◆ **THE INPUT**

/---

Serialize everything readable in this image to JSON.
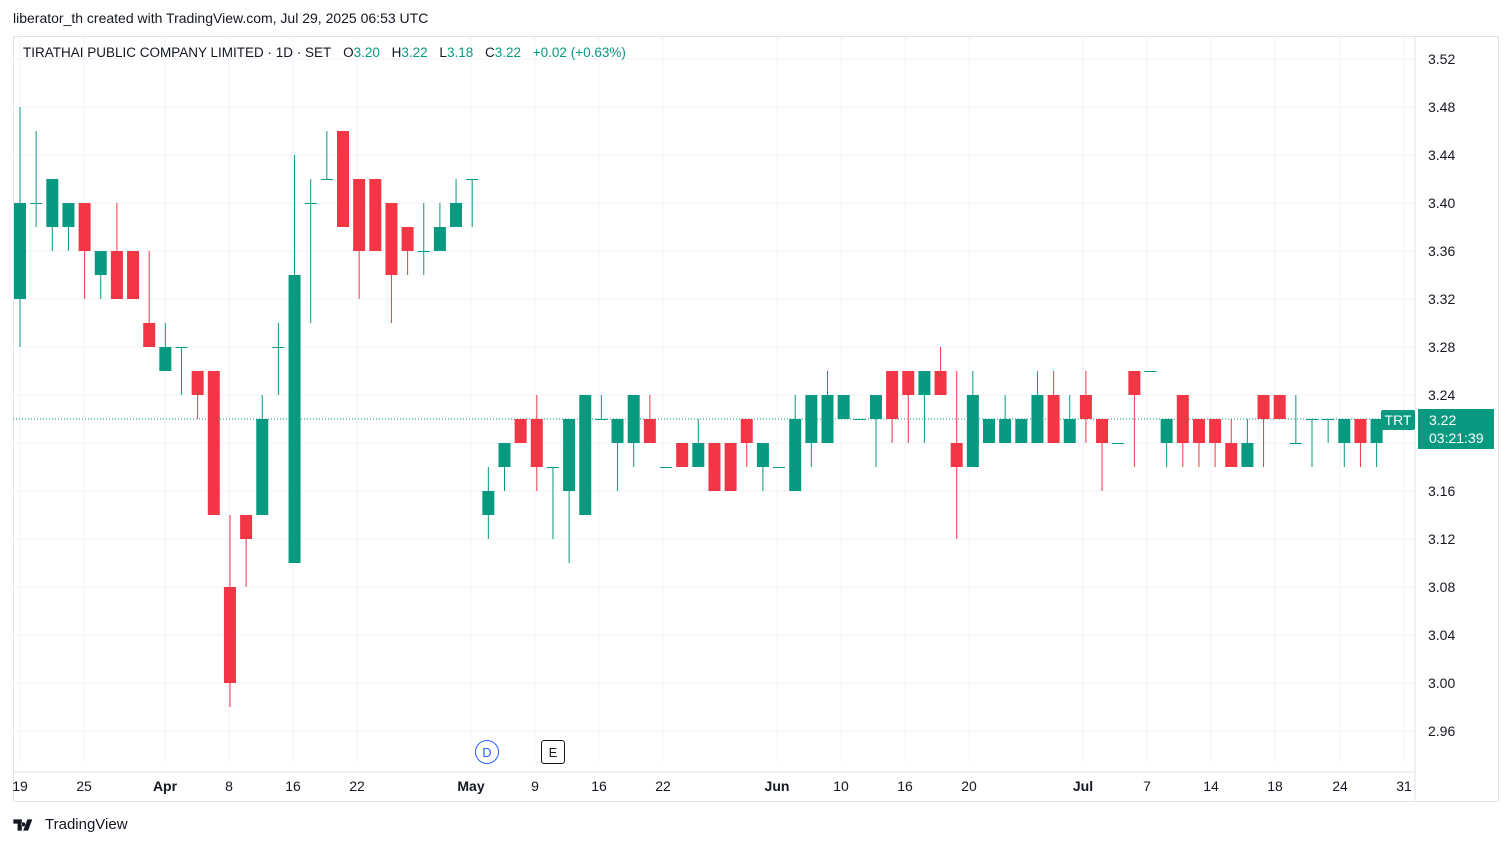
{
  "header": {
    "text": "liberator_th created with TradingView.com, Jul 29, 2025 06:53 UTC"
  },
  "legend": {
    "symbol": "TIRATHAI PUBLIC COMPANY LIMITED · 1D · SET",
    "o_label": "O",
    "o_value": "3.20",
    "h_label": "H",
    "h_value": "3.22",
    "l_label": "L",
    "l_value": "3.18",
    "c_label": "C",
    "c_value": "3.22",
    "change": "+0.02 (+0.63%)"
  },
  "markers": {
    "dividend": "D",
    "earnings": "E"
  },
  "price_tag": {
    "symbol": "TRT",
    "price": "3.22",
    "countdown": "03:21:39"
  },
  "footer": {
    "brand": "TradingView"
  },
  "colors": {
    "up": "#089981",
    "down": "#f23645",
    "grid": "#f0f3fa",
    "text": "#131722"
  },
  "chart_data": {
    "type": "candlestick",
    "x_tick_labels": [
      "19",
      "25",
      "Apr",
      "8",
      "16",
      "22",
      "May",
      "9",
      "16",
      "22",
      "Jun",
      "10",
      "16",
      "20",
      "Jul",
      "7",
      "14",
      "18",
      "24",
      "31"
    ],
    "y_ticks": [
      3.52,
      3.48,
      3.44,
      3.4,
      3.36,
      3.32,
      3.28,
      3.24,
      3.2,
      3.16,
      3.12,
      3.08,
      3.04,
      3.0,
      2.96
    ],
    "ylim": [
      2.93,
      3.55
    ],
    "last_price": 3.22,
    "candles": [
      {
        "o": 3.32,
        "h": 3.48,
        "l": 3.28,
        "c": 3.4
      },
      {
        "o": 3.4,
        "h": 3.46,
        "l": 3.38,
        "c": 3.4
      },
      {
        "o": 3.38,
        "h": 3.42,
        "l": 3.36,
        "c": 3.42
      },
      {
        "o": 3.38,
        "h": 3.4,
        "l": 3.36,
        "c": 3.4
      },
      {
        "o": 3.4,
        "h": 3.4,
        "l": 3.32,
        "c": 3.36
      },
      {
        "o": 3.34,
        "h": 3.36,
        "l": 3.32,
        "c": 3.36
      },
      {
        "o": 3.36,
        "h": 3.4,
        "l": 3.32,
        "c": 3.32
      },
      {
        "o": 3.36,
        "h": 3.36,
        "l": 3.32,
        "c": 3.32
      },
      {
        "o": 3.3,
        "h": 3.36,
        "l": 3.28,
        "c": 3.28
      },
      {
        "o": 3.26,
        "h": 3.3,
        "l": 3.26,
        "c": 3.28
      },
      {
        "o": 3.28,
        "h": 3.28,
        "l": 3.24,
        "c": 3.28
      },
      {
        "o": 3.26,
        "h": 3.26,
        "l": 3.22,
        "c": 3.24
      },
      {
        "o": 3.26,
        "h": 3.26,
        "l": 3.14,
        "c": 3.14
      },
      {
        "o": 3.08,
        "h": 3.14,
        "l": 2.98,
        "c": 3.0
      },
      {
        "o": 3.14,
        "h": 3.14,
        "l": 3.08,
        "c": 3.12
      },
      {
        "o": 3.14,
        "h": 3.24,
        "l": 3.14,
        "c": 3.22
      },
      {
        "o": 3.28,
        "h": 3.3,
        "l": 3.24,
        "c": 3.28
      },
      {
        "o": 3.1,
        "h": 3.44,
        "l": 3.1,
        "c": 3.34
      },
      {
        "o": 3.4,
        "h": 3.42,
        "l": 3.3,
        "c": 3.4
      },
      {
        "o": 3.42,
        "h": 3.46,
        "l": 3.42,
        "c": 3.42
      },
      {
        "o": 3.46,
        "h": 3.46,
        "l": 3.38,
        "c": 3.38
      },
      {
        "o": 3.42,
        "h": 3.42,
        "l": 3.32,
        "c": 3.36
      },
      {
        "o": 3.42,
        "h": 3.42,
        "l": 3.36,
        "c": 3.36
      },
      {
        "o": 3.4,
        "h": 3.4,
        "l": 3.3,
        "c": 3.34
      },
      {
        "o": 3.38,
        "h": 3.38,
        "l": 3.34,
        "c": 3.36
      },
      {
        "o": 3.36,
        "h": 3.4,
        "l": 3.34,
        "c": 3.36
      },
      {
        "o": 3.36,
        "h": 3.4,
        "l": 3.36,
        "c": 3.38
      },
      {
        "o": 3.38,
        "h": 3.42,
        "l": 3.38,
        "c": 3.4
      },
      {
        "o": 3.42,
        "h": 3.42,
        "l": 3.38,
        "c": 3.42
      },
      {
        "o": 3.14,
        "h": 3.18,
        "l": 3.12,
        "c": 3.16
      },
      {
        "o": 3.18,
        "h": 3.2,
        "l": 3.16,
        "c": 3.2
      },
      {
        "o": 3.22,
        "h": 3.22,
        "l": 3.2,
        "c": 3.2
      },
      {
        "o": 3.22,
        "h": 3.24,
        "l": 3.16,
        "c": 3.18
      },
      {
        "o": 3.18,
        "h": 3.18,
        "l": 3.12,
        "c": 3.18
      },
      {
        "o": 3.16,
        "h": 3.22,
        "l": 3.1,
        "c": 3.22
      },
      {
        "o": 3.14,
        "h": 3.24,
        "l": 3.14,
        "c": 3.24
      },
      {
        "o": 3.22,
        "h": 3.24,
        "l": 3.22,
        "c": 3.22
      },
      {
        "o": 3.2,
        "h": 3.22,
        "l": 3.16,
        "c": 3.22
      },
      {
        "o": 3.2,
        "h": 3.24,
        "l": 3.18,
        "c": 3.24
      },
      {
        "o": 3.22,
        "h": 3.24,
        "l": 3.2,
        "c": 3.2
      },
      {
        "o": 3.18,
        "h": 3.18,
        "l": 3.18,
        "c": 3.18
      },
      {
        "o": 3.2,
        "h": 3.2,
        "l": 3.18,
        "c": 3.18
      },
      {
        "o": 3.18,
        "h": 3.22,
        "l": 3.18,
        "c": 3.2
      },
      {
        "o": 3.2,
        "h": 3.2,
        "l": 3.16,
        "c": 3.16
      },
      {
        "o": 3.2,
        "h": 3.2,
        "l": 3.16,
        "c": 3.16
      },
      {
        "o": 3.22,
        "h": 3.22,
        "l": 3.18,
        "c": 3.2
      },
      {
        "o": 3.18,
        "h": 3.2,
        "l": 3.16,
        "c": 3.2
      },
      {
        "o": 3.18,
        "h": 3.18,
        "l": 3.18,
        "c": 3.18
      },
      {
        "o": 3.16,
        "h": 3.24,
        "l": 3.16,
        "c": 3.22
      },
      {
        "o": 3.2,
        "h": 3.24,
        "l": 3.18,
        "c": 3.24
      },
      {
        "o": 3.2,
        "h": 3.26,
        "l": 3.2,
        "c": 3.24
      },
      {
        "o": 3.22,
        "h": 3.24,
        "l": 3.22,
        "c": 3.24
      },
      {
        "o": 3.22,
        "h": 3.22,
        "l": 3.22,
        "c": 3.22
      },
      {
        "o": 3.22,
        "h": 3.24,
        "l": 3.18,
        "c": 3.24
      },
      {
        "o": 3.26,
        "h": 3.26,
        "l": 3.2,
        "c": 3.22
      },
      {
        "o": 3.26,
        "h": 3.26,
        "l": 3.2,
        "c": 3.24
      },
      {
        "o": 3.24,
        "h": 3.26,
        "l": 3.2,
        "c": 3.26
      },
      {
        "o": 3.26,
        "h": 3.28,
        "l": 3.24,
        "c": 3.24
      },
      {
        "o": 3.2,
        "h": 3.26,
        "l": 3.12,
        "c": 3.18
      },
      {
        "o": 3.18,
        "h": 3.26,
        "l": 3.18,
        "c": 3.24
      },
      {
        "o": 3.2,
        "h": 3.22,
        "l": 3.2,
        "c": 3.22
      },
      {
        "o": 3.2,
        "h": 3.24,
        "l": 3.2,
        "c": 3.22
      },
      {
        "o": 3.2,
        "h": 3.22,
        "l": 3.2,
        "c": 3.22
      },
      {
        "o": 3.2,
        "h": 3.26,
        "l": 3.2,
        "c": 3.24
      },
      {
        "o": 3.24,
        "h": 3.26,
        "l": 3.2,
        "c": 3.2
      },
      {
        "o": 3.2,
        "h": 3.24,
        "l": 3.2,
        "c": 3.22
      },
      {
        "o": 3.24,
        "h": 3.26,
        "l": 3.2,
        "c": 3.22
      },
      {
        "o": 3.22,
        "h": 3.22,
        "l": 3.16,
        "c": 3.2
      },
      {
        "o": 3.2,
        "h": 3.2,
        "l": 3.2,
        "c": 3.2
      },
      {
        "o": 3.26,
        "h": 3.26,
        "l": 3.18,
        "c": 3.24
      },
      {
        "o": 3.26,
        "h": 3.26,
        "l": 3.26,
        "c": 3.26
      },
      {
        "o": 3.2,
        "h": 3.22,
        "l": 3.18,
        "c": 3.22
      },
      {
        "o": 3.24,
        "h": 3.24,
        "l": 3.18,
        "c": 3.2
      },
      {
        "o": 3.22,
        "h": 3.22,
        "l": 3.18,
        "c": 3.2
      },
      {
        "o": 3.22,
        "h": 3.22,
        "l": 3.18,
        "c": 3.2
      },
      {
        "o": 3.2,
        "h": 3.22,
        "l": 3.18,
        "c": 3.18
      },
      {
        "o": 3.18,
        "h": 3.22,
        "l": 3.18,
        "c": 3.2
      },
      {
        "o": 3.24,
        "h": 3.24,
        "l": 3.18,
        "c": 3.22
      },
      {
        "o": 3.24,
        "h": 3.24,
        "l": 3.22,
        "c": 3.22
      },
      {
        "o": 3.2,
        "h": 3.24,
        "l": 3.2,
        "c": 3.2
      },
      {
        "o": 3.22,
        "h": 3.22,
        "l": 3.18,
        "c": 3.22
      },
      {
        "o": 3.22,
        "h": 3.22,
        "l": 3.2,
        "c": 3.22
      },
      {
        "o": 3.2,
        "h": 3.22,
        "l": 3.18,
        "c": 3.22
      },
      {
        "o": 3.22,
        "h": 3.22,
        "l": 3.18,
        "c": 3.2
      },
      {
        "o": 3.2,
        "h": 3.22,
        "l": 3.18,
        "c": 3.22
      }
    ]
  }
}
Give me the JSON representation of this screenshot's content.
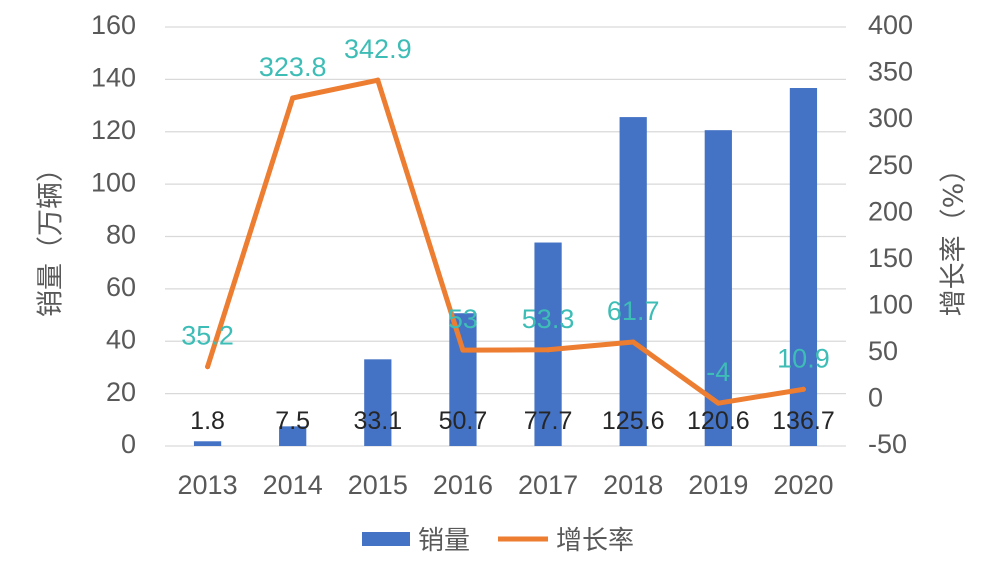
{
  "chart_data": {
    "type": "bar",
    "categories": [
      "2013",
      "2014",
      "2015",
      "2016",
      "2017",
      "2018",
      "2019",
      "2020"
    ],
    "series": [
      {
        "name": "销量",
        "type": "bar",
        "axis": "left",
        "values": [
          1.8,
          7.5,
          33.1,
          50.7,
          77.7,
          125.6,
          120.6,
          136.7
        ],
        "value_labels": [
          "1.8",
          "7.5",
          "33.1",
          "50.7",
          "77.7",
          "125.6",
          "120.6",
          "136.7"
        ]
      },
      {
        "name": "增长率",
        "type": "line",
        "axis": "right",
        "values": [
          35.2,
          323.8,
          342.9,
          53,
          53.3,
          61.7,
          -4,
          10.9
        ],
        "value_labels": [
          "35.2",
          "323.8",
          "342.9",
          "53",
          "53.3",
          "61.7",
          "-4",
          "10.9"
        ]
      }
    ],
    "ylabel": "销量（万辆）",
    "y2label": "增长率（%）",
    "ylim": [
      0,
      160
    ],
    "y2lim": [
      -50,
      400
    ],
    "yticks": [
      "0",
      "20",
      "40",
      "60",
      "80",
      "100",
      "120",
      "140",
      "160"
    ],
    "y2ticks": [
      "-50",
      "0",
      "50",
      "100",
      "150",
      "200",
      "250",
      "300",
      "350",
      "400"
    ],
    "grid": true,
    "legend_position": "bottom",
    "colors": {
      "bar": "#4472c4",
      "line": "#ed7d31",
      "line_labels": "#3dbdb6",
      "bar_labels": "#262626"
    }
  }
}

\---

◆ **GIVEN PROBLEM**
Lines containing the string "text" are to be selected and copied.

◆ **FULL ANSWER**
    "text": "liberator_th created with TradingView.com, Jul 29, 2025 06:53 UTC"
    "text": "#131722"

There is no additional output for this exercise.